#### WHAT NEEDS TO BE DONE
Take each line of the records below that contains the string "Daily" and copy it.

(Data excerpts)
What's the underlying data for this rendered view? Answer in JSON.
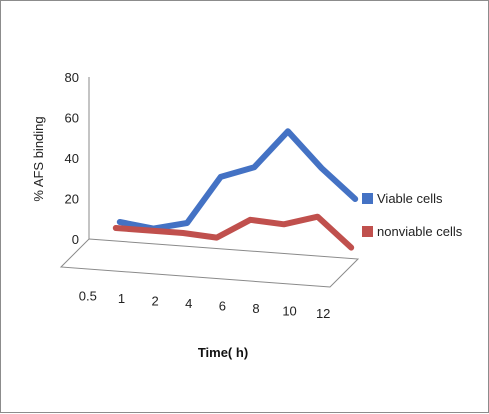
{
  "chart_data": {
    "type": "line",
    "title": "",
    "xlabel": "Time( h)",
    "ylabel": "% AFS binding",
    "categories": [
      "0.5",
      "1",
      "2",
      "4",
      "6",
      "8",
      "10",
      "12"
    ],
    "ylim": [
      0,
      80
    ],
    "yticks": [
      "0",
      "20",
      "40",
      "60",
      "80"
    ],
    "series": [
      {
        "name": "Viable cells",
        "color": "#4472C4",
        "values": [
          9,
          7,
          11,
          35,
          41,
          60,
          43,
          29
        ]
      },
      {
        "name": "nonviable cells",
        "color": "#C0504D",
        "values": [
          9,
          9,
          9,
          8,
          18,
          17,
          22,
          8
        ]
      }
    ],
    "legend_position": "right",
    "style": "3d-line"
  }
}
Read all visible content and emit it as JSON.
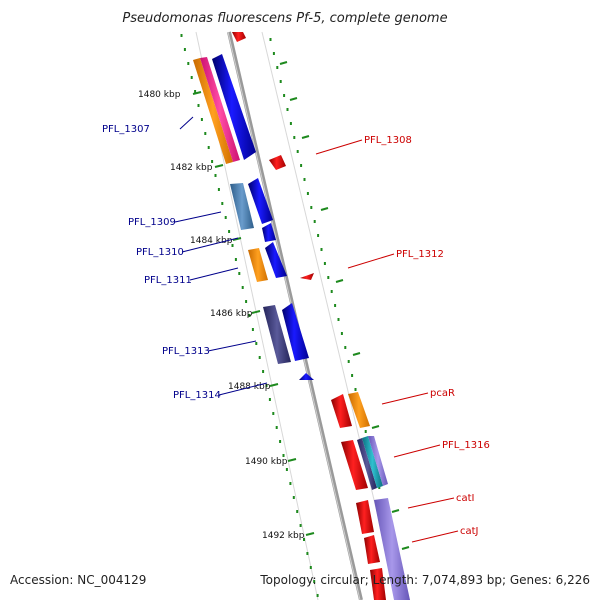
{
  "header": {
    "title": "Pseudomonas fluorescens Pf-5, complete genome"
  },
  "footer": {
    "accession": "Accession: NC_004129",
    "summary": "Topology: circular; Length: 7,074,893 bp; Genes: 6,226"
  },
  "axis_ticks": [
    "1480 kbp",
    "1482 kbp",
    "1484 kbp",
    "1486 kbp",
    "1488 kbp",
    "1490 kbp",
    "1492 kbp"
  ],
  "genes_left": [
    "PFL_1307",
    "PFL_1309",
    "PFL_1310",
    "PFL_1311",
    "PFL_1313",
    "PFL_1314"
  ],
  "genes_right": [
    "PFL_1308",
    "PFL_1312",
    "pcaR",
    "PFL_1316",
    "catI",
    "catJ"
  ],
  "colors": {
    "backbone": "#8c8c8c",
    "forward_cds": "#0000ee",
    "reverse_cds": "#ee0000",
    "gc_skew_ticks": "#1e8a1e",
    "left_label": "#00008b",
    "right_label": "#cc0000",
    "feature_orange": "#ff9900",
    "feature_pink": "#ff3399",
    "feature_steel": "#4a7fb0",
    "feature_navy": "#3c3c7c",
    "feature_teal": "#20a0b0",
    "feature_lavender": "#8a7ad0"
  }
}
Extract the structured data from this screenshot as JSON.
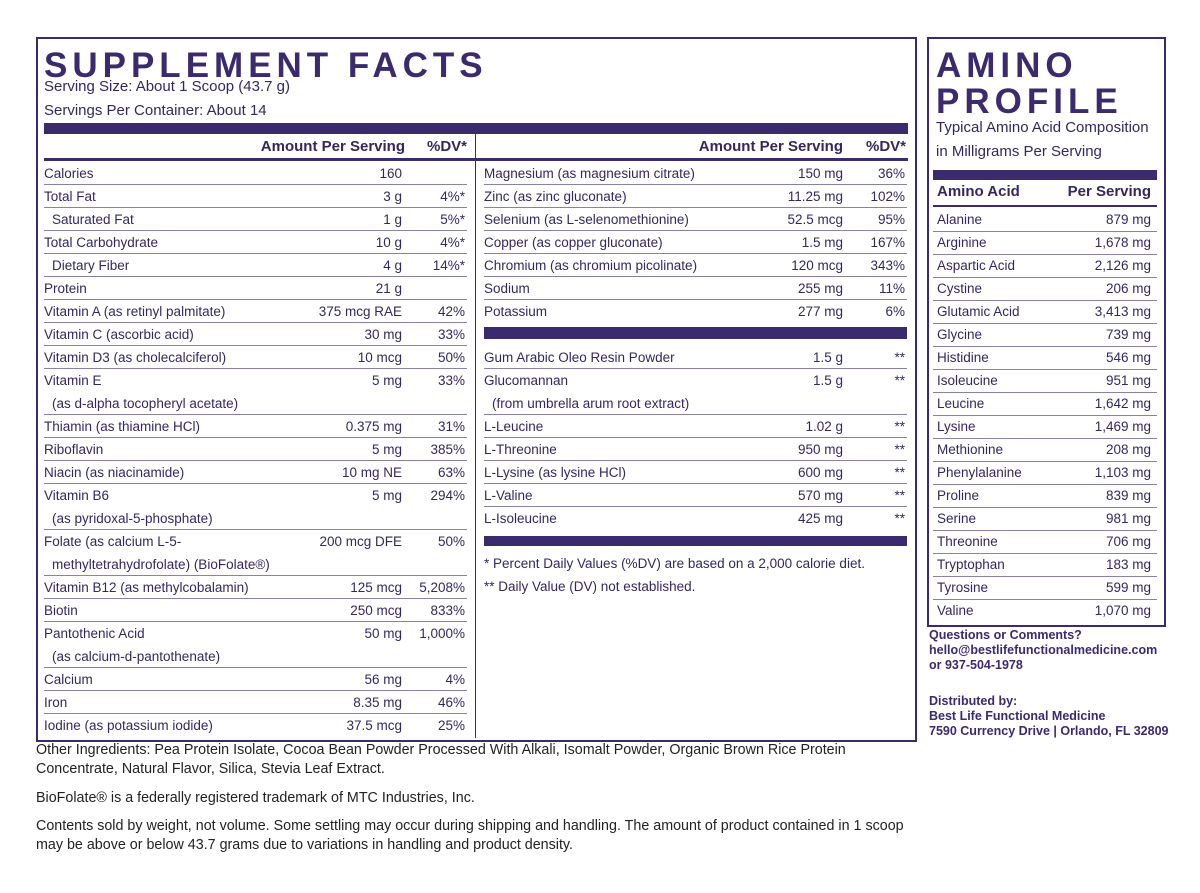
{
  "supplement_facts": {
    "title": "SUPPLEMENT FACTS",
    "serving_size": "Serving Size: About 1 Scoop (43.7 g)",
    "servings_per_container": "Servings Per Container: About 14",
    "left_column": {
      "header": [
        "Amount Per Serving",
        "%DV*"
      ],
      "rows": [
        {
          "name": "Calories",
          "amount": "160"
        },
        {
          "name": "Total Fat",
          "amount": "3 g",
          "dv": "4%*"
        },
        {
          "name": "Saturated Fat",
          "amount": "1 g",
          "dv": "5%*"
        },
        {
          "name": "Total Carbohydrate",
          "amount": "10 g",
          "dv": "4%*"
        },
        {
          "name": "Dietary Fiber",
          "amount": "4 g",
          "dv": "14%*"
        },
        {
          "name": "Protein",
          "amount": "21 g"
        },
        {
          "name": "Vitamin A (as retinyl palmitate)",
          "amount": "375 mcg RAE",
          "dv": "42%"
        },
        {
          "name": "Vitamin C (ascorbic acid)",
          "amount": "30 mg",
          "dv": "33%"
        },
        {
          "name": "Vitamin D3 (as cholecalciferol)",
          "amount": "10 mcg",
          "dv": "50%"
        },
        {
          "name": "Vitamin E",
          "sub": "(as d-alpha tocopheryl acetate)",
          "amount": "5 mg",
          "dv": "33%"
        },
        {
          "name": "Thiamin (as thiamine HCl)",
          "amount": "0.375 mg",
          "dv": "31%"
        },
        {
          "name": "Riboflavin",
          "amount": "5 mg",
          "dv": "385%"
        },
        {
          "name": "Niacin (as niacinamide)",
          "amount": "10 mg NE",
          "dv": "63%"
        },
        {
          "name": "Vitamin B6",
          "sub": "(as pyridoxal-5-phosphate)",
          "amount": "5 mg",
          "dv": "294%"
        },
        {
          "name": "Folate (as calcium L-5-",
          "sub": "methyltetrahydrofolate) (BioFolate®)",
          "amount": "200 mcg DFE",
          "dv": "50%"
        },
        {
          "name": "Vitamin B12 (as methylcobalamin)",
          "amount": "125 mcg",
          "dv": "5,208%"
        },
        {
          "name": "Biotin",
          "amount": "250 mcg",
          "dv": "833%"
        },
        {
          "name": "Pantothenic Acid",
          "sub": "(as calcium-d-pantothenate)",
          "amount": "50 mg",
          "dv": "1,000%"
        },
        {
          "name": "Calcium",
          "amount": "56 mg",
          "dv": "4%"
        },
        {
          "name": "Iron",
          "amount": "8.35 mg",
          "dv": "46%"
        },
        {
          "name": "Iodine (as potassium iodide)",
          "amount": "37.5 mcg",
          "dv": "25%"
        }
      ]
    },
    "right_column": {
      "header": [
        "Amount Per Serving",
        "%DV*"
      ],
      "groups": [
        [
          {
            "name": "Magnesium (as magnesium citrate)",
            "amount": "150 mg",
            "dv": "36%"
          },
          {
            "name": "Zinc (as zinc gluconate)",
            "amount": "11.25 mg",
            "dv": "102%"
          },
          {
            "name": "Selenium (as L-selenomethionine)",
            "amount": "52.5 mcg",
            "dv": "95%"
          },
          {
            "name": "Copper (as copper gluconate)",
            "amount": "1.5 mg",
            "dv": "167%"
          },
          {
            "name": "Chromium (as chromium picolinate)",
            "amount": "120 mcg",
            "dv": "343%"
          },
          {
            "name": "Sodium",
            "amount": "255 mg",
            "dv": "11%"
          },
          {
            "name": "Potassium",
            "amount": "277 mg",
            "dv": "6%"
          }
        ],
        [
          {
            "name": "Gum Arabic Oleo Resin Powder",
            "amount": "1.5 g",
            "dv": "**"
          },
          {
            "name": "Glucomannan",
            "sub": "(from umbrella arum root extract)",
            "amount": "1.5 g",
            "dv": "**"
          },
          {
            "name": "L-Leucine",
            "amount": "1.02 g",
            "dv": "**"
          },
          {
            "name": "L-Threonine",
            "amount": "950 mg",
            "dv": "**"
          },
          {
            "name": "L-Lysine (as lysine HCl)",
            "amount": "600 mg",
            "dv": "**"
          },
          {
            "name": "L-Valine",
            "amount": "570 mg",
            "dv": "**"
          },
          {
            "name": "L-Isoleucine",
            "amount": "425 mg",
            "dv": "**"
          }
        ]
      ],
      "footnotes": [
        "* Percent Daily Values (%DV) are based on a 2,000 calorie diet.",
        "** Daily Value (DV) not established."
      ]
    }
  },
  "amino_profile": {
    "title": [
      "AMINO",
      "PROFILE"
    ],
    "subtitle": [
      "Typical Amino Acid Composition",
      "in Milligrams Per Serving"
    ],
    "header": [
      "Amino Acid",
      "Per Serving"
    ],
    "rows": [
      [
        "Alanine",
        "879 mg"
      ],
      [
        "Arginine",
        "1,678 mg"
      ],
      [
        "Aspartic Acid",
        "2,126 mg"
      ],
      [
        "Cystine",
        "206 mg"
      ],
      [
        "Glutamic Acid",
        "3,413 mg"
      ],
      [
        "Glycine",
        "739 mg"
      ],
      [
        "Histidine",
        "546 mg"
      ],
      [
        "Isoleucine",
        "951 mg"
      ],
      [
        "Leucine",
        "1,642 mg"
      ],
      [
        "Lysine",
        "1,469 mg"
      ],
      [
        "Methionine",
        "208 mg"
      ],
      [
        "Phenylalanine",
        "1,103 mg"
      ],
      [
        "Proline",
        "839 mg"
      ],
      [
        "Serine",
        "981 mg"
      ],
      [
        "Threonine",
        "706 mg"
      ],
      [
        "Tryptophan",
        "183 mg"
      ],
      [
        "Tyrosine",
        "599 mg"
      ],
      [
        "Valine",
        "1,070 mg"
      ]
    ]
  },
  "contact": {
    "question": "Questions or Comments?",
    "email": "hello@bestlifefunctionalmedicine.com",
    "phone": "or 937-504-1978"
  },
  "distributor": {
    "label": "Distributed by:",
    "name": "Best Life Functional Medicine",
    "address": "7590 Currency Drive | Orlando, FL 32809"
  },
  "notes": {
    "other_ingredients": "Other Ingredients: Pea Protein Isolate, Cocoa Bean Powder Processed With Alkali, Isomalt Powder, Organic Brown Rice Protein Concentrate, Natural Flavor, Silica, Stevia Leaf Extract.",
    "trademark": "BioFolate® is a federally registered trademark of MTC Industries, Inc.",
    "contents": "Contents sold by weight, not volume. Some settling may occur during shipping and handling. The amount of product contained in 1 scoop may be above or below 43.7 grams due to variations in handling and product density."
  }
}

#### RESULT
        "* Percent Daily Values (%DV) are based on a 2,000 calorie diet.",
        "** Daily Value (DV) not established."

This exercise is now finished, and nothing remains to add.